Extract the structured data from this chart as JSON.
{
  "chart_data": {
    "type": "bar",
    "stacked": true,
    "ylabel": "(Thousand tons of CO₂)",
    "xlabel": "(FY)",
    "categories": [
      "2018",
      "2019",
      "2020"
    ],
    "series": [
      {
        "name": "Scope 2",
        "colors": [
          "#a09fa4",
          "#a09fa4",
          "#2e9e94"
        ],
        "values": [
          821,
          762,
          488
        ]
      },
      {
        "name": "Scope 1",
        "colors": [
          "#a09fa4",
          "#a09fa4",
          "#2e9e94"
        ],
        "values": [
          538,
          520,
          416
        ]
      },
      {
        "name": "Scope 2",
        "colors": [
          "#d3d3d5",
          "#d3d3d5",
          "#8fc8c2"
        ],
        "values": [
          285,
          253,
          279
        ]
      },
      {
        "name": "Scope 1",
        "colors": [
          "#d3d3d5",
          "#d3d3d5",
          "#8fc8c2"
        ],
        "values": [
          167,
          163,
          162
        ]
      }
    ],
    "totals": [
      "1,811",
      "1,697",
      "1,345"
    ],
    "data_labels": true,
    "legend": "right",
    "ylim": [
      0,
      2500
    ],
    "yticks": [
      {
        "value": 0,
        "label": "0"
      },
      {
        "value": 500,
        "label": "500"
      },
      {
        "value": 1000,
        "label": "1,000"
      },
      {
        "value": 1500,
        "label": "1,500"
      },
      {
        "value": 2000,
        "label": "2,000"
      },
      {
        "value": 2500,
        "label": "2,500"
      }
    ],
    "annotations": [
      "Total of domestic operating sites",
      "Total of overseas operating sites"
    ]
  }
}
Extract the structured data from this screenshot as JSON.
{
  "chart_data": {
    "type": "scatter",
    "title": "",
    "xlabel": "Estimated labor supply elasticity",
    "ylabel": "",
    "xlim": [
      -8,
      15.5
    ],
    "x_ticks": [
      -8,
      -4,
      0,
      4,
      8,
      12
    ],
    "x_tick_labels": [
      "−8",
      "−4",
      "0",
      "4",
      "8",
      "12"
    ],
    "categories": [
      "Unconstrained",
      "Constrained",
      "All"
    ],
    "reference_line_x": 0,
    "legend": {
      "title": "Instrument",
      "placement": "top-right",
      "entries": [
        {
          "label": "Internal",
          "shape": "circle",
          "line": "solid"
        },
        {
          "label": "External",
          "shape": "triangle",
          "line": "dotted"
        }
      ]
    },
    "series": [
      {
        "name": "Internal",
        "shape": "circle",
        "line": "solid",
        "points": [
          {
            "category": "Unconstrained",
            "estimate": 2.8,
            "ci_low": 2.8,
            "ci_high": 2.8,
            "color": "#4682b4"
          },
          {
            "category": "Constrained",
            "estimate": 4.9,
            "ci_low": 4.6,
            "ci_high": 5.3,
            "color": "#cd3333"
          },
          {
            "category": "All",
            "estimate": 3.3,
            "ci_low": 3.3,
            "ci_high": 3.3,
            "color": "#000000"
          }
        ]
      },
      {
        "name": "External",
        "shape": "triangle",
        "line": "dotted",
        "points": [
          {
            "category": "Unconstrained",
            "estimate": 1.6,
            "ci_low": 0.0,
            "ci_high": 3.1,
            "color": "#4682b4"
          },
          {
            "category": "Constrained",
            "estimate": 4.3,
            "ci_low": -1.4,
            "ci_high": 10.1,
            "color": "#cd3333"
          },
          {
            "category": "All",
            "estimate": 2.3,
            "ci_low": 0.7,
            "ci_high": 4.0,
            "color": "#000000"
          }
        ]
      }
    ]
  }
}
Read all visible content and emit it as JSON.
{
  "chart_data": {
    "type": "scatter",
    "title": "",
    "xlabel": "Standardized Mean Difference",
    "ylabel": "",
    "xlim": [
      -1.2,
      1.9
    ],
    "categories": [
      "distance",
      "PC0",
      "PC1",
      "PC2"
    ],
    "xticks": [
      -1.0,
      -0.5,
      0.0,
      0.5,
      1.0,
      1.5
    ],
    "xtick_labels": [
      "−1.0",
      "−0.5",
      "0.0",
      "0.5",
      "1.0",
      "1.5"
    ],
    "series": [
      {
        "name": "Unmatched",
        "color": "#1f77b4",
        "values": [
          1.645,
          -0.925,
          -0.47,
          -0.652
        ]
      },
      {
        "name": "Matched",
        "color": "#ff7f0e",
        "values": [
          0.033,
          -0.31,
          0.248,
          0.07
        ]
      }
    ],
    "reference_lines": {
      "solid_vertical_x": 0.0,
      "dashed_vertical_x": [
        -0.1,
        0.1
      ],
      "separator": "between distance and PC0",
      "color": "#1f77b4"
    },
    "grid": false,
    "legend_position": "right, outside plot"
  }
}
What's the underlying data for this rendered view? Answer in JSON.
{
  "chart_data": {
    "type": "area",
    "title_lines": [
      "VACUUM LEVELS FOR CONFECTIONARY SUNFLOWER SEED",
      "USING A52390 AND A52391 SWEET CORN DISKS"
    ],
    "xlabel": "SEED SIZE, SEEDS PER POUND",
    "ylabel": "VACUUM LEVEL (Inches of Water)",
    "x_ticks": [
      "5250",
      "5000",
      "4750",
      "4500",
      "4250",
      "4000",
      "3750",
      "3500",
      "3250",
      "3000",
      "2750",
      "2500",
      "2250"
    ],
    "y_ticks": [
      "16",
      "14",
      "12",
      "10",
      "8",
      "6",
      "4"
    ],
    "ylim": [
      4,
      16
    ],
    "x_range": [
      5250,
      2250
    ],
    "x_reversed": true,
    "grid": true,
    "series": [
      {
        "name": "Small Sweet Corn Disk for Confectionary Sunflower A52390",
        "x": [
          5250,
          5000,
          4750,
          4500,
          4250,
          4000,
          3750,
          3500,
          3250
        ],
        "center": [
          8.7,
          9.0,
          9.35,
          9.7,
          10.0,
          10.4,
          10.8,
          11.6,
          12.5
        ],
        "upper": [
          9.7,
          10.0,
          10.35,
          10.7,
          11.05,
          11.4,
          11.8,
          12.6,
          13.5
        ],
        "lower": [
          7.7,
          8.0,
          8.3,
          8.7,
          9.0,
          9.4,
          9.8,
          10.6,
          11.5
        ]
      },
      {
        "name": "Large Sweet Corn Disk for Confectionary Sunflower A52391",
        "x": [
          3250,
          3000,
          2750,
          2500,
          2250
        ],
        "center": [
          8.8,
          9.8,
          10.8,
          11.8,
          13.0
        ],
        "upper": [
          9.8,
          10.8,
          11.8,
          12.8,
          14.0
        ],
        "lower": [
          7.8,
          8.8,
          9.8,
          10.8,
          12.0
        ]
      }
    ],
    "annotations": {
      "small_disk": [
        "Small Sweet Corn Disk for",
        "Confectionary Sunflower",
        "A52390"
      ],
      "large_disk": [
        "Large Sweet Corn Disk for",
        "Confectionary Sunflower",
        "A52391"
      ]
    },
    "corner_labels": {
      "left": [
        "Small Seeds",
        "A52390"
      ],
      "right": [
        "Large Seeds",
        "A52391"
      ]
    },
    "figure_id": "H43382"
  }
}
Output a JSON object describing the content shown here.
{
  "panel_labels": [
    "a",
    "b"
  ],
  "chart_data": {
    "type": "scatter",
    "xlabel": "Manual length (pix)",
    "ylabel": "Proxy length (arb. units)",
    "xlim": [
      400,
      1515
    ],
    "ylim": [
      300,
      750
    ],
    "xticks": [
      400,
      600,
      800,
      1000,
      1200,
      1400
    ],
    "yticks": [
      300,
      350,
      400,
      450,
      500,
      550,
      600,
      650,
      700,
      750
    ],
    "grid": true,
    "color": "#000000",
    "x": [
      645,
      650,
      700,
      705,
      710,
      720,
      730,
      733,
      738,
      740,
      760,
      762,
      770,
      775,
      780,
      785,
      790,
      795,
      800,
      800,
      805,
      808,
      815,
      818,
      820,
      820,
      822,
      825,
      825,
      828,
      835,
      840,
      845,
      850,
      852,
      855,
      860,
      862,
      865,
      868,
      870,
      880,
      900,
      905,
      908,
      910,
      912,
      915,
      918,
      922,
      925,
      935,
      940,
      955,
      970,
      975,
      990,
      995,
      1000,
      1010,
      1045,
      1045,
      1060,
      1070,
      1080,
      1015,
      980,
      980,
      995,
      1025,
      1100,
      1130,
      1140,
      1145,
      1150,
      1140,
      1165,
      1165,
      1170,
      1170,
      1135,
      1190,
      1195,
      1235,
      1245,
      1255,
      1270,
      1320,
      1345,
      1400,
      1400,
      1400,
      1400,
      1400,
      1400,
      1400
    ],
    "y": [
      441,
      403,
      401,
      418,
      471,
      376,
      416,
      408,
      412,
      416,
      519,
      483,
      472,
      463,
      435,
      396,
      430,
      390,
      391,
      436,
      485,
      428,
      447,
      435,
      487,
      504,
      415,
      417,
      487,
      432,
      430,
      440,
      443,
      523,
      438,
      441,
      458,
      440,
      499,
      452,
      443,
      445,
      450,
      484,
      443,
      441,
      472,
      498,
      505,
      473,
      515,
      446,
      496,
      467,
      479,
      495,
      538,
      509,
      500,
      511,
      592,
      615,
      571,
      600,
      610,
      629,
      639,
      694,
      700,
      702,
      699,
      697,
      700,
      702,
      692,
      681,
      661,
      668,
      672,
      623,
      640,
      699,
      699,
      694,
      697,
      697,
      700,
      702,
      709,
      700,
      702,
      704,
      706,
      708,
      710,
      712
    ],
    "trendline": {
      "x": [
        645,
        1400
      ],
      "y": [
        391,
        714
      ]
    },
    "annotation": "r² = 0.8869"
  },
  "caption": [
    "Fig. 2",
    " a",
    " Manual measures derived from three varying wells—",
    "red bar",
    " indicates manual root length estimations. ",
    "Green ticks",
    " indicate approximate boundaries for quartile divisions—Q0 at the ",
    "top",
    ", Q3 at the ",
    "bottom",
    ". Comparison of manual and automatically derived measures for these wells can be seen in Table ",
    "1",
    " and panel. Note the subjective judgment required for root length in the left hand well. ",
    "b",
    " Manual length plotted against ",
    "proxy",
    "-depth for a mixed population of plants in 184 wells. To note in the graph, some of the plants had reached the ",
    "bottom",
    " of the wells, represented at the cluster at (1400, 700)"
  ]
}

------------------------------------------------------------

Aim of the exercise:
Give the number of lines where the string "xlabel" occurs, without any further text.

Solution to this exercise:
5